**Problem to solve**
Give the count of lines containing the string "ايمان", with no other output.

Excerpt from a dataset
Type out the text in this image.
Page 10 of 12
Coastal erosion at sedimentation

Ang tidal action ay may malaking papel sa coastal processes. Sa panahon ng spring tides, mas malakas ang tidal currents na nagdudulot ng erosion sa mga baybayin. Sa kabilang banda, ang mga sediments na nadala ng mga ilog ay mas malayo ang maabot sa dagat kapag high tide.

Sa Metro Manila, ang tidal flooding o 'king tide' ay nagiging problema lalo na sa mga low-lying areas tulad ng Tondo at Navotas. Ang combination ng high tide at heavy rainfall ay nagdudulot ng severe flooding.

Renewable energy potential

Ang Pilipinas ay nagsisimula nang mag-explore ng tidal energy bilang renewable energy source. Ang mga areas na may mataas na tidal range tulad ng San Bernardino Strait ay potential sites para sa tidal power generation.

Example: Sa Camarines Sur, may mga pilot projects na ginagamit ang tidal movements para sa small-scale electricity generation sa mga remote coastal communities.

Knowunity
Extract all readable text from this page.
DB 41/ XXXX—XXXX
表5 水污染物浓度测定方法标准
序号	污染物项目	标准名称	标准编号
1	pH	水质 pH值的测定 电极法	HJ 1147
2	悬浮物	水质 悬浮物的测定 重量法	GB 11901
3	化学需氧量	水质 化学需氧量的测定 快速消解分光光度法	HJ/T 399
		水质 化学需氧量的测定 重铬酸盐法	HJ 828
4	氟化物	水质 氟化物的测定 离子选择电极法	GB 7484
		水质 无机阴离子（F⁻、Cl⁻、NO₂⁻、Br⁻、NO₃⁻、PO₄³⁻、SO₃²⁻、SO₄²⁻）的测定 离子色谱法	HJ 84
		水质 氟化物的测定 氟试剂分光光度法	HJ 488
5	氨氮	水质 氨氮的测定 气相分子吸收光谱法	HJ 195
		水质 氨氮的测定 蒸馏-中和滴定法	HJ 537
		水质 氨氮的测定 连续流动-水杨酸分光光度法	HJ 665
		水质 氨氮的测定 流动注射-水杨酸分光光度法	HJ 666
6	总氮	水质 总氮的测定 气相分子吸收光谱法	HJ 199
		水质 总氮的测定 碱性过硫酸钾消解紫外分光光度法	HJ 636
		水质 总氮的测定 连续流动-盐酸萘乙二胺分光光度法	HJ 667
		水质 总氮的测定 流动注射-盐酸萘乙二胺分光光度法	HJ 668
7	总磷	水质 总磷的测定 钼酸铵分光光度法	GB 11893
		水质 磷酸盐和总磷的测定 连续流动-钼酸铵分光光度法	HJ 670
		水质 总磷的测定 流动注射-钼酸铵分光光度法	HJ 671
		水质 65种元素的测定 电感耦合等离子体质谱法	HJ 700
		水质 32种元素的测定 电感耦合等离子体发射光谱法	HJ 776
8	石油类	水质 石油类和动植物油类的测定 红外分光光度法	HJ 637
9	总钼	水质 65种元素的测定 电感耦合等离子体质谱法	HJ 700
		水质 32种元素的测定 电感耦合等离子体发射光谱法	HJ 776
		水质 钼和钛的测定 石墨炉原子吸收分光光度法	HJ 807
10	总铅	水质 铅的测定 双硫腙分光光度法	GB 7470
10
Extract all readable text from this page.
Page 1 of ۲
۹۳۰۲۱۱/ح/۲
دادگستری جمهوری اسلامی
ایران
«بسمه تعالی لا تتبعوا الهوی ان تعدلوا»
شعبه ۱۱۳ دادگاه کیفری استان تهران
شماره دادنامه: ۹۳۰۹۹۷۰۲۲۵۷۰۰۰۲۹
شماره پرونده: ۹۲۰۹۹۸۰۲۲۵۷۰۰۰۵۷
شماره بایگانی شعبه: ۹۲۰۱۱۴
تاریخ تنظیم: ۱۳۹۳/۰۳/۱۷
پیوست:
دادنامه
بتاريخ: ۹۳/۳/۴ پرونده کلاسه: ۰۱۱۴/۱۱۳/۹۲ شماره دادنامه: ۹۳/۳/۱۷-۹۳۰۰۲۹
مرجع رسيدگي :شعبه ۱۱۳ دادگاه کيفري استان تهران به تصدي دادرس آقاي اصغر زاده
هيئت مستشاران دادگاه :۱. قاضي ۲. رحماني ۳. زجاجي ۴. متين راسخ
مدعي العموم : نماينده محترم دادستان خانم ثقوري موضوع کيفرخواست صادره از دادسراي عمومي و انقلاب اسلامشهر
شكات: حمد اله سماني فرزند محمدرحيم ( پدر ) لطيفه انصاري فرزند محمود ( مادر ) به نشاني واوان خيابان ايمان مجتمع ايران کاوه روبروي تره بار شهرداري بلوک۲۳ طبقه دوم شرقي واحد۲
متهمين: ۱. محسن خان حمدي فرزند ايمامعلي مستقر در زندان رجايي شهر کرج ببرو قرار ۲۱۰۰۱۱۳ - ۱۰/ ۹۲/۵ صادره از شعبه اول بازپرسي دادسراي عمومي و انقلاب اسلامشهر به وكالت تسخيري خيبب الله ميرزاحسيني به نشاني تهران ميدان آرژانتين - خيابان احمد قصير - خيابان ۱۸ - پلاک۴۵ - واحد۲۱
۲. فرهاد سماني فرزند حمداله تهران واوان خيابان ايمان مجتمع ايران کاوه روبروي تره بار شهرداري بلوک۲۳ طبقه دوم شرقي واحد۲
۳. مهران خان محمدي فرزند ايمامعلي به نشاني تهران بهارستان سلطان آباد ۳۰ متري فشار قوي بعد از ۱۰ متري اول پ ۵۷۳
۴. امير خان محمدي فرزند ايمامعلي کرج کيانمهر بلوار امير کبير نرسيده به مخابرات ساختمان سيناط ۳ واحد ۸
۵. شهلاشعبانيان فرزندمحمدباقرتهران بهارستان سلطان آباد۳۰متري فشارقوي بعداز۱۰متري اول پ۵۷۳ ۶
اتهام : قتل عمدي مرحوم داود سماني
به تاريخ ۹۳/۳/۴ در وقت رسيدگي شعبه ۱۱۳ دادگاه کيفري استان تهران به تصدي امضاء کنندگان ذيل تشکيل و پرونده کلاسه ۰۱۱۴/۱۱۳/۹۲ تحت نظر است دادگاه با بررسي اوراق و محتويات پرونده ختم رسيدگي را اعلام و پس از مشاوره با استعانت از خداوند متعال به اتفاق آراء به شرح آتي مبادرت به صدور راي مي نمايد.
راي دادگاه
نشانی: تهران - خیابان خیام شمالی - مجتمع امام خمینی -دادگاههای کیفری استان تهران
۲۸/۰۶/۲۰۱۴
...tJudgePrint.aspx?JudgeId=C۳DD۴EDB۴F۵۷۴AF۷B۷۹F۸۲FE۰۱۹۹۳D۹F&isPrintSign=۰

**Reply**
2